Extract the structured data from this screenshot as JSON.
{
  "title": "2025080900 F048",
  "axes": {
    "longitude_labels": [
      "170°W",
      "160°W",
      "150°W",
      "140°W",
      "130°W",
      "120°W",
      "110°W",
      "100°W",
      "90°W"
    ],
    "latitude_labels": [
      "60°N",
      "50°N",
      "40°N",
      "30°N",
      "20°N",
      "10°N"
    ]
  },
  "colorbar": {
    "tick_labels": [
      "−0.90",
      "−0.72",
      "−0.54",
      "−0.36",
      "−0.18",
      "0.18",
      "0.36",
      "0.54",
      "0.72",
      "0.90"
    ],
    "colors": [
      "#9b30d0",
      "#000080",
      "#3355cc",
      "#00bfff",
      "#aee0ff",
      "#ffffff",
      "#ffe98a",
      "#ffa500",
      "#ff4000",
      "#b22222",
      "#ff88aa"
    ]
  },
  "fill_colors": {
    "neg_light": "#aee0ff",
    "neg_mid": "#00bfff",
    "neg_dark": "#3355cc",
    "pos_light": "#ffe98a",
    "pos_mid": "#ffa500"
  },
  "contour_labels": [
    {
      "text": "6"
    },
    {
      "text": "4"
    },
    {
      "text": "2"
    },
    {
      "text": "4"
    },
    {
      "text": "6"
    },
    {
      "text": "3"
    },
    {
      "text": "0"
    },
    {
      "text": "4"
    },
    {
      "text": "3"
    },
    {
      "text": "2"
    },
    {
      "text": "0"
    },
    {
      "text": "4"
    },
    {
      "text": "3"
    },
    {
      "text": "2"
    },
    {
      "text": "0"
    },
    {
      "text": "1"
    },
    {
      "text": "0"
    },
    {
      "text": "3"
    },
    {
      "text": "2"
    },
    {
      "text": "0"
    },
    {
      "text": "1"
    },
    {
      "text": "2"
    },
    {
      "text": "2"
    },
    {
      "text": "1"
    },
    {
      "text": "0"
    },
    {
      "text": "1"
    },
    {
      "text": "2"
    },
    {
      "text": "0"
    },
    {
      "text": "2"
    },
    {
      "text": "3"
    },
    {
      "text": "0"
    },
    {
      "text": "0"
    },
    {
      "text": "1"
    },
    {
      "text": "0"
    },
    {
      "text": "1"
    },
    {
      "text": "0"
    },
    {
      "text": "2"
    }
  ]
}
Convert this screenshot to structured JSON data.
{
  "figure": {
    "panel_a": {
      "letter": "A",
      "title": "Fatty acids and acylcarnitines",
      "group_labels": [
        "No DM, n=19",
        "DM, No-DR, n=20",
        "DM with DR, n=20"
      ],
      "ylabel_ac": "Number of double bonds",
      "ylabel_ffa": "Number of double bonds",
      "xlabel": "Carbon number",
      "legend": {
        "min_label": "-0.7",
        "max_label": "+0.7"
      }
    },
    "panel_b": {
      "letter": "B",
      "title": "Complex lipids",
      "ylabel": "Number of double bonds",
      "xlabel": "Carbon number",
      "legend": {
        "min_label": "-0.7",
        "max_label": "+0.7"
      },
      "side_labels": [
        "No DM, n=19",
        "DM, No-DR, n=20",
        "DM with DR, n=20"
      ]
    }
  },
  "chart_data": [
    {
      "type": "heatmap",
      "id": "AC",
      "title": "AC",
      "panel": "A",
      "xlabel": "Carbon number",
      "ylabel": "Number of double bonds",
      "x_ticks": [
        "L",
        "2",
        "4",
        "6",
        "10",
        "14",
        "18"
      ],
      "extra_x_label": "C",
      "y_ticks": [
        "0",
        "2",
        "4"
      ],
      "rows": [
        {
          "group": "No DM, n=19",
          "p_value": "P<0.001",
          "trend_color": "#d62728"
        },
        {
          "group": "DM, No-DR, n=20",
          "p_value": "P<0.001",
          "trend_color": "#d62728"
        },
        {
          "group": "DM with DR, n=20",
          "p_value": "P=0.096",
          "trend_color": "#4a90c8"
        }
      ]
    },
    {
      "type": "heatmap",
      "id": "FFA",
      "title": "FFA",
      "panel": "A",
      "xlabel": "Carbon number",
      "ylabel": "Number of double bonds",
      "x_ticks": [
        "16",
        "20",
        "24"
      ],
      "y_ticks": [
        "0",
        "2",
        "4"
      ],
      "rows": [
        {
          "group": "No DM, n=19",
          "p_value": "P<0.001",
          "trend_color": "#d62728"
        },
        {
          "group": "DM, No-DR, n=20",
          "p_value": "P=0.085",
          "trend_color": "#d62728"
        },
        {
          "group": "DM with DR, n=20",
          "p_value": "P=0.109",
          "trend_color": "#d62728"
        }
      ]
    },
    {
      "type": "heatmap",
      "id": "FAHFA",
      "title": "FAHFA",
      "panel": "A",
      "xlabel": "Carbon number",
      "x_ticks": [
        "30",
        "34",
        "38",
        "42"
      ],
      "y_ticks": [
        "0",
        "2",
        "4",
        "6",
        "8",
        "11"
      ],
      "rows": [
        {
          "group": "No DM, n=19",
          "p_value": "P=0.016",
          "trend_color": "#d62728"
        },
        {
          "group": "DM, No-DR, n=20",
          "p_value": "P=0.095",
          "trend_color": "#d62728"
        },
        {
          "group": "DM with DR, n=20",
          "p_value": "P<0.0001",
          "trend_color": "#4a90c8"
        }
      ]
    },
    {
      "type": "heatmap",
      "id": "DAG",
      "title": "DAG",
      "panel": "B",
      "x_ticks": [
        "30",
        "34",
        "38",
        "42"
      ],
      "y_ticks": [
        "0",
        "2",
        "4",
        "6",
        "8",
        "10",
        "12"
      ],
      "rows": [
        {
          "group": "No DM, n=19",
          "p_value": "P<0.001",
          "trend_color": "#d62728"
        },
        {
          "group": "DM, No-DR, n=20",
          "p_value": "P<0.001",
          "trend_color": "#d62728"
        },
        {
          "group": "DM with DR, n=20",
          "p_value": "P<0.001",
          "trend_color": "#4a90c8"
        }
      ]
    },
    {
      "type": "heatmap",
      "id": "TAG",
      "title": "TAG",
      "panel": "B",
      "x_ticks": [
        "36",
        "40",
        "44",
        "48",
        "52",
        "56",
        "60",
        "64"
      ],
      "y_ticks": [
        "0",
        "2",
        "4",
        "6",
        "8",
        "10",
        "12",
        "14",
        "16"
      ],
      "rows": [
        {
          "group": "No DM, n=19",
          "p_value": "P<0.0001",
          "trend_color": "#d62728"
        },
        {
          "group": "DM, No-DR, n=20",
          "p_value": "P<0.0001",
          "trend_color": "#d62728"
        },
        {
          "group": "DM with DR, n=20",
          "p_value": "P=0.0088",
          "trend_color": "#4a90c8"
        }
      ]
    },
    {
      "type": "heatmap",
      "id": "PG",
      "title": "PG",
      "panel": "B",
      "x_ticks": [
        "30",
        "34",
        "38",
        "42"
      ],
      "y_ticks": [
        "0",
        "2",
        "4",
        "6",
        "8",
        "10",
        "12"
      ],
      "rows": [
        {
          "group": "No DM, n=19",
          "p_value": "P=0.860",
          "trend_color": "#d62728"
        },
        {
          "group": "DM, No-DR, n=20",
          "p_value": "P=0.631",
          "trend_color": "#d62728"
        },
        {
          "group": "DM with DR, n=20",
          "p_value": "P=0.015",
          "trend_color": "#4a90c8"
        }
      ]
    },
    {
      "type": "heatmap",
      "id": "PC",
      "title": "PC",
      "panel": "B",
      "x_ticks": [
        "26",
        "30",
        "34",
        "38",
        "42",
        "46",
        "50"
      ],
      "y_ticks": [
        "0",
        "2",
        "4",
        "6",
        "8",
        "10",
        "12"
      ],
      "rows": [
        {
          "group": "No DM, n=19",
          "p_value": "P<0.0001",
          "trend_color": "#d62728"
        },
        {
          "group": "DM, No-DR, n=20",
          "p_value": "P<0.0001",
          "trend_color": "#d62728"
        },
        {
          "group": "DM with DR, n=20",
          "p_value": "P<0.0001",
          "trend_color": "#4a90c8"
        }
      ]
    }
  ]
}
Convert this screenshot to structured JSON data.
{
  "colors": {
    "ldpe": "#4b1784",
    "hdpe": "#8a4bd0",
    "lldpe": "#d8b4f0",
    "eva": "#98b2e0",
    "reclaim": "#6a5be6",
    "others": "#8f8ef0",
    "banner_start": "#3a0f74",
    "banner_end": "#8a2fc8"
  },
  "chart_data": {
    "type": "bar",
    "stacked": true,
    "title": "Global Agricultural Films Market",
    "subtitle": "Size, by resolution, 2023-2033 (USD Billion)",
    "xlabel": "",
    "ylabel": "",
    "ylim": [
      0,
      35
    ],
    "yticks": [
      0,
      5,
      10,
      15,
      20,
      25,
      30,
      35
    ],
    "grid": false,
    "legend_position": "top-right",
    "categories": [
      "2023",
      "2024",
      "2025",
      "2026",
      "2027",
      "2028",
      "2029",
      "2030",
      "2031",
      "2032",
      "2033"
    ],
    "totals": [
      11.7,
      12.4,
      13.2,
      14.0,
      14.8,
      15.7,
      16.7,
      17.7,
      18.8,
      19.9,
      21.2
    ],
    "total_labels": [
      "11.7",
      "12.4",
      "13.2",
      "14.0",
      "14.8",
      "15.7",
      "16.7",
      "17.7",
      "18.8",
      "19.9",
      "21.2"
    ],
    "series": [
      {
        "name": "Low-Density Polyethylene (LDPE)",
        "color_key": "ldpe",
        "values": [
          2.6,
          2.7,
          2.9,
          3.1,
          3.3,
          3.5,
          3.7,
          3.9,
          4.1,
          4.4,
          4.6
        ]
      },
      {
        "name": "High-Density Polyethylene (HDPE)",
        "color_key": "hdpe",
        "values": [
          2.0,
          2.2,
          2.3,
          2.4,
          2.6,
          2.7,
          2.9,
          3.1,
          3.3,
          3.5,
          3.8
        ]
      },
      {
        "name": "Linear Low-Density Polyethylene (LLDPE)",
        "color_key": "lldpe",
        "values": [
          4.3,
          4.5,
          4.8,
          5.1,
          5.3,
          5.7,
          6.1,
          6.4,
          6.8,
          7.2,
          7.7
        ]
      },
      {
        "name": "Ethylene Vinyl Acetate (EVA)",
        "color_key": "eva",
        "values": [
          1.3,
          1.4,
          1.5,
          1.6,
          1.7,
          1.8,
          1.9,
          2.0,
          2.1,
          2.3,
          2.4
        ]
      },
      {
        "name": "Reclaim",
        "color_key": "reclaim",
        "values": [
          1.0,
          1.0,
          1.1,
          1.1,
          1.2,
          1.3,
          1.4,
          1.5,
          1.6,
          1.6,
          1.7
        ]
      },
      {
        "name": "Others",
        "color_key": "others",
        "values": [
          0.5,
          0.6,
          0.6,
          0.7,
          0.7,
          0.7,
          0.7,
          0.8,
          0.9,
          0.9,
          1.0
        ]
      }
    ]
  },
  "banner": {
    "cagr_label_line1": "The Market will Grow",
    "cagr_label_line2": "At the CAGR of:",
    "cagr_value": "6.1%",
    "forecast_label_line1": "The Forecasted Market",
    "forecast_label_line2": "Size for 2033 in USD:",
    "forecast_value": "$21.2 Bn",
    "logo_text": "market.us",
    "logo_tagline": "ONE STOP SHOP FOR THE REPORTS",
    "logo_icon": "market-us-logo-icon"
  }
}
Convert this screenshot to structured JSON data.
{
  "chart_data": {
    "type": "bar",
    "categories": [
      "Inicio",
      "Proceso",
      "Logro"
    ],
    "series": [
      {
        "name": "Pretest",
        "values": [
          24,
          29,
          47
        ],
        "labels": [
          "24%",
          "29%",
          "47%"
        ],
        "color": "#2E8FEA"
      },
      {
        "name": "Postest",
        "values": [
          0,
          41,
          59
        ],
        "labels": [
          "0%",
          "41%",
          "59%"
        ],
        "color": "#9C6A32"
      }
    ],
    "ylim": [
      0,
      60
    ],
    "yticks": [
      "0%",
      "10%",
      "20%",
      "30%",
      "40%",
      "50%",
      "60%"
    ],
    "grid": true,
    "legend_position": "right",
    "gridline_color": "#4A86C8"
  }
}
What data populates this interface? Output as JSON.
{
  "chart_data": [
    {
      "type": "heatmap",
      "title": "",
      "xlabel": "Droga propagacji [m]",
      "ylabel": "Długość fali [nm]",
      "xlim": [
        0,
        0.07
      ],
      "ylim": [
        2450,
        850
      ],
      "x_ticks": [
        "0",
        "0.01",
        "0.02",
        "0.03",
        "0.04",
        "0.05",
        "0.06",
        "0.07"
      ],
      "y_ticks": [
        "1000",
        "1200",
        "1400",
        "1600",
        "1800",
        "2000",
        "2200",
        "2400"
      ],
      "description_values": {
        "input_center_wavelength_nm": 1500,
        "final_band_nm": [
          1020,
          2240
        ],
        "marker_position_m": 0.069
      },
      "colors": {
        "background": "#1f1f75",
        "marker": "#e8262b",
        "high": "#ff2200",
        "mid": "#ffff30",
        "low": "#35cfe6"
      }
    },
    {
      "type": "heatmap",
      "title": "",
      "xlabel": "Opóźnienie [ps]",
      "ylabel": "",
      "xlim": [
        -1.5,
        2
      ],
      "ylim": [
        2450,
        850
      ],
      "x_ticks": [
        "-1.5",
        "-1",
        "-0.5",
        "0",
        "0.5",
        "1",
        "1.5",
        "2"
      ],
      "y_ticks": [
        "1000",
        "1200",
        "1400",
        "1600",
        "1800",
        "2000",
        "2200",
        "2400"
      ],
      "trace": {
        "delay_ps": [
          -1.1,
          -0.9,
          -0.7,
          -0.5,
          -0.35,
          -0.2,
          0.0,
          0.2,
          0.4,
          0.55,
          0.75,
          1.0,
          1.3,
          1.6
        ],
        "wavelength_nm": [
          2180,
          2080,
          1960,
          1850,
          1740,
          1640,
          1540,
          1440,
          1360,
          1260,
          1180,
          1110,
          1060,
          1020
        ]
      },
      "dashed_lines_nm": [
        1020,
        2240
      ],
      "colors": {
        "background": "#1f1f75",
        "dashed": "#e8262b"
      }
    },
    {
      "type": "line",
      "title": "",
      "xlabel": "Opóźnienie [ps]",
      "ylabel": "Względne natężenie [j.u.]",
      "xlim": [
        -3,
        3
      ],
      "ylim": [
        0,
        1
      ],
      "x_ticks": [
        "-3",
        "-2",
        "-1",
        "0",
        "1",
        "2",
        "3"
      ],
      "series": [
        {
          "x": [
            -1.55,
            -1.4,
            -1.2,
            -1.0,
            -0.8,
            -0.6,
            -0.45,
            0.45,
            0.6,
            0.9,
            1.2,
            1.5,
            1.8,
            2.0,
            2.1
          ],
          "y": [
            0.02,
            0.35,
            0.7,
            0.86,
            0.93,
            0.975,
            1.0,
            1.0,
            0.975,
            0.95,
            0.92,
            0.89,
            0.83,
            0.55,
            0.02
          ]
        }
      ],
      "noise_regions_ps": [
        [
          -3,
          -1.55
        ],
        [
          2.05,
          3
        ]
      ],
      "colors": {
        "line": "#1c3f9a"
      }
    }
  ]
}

§

**Challenge**. Only lines that contain the word "right" are wanted; copy each of them.

**Written reply**.
    "legend_position": "top-right",
    "legend_position": "right",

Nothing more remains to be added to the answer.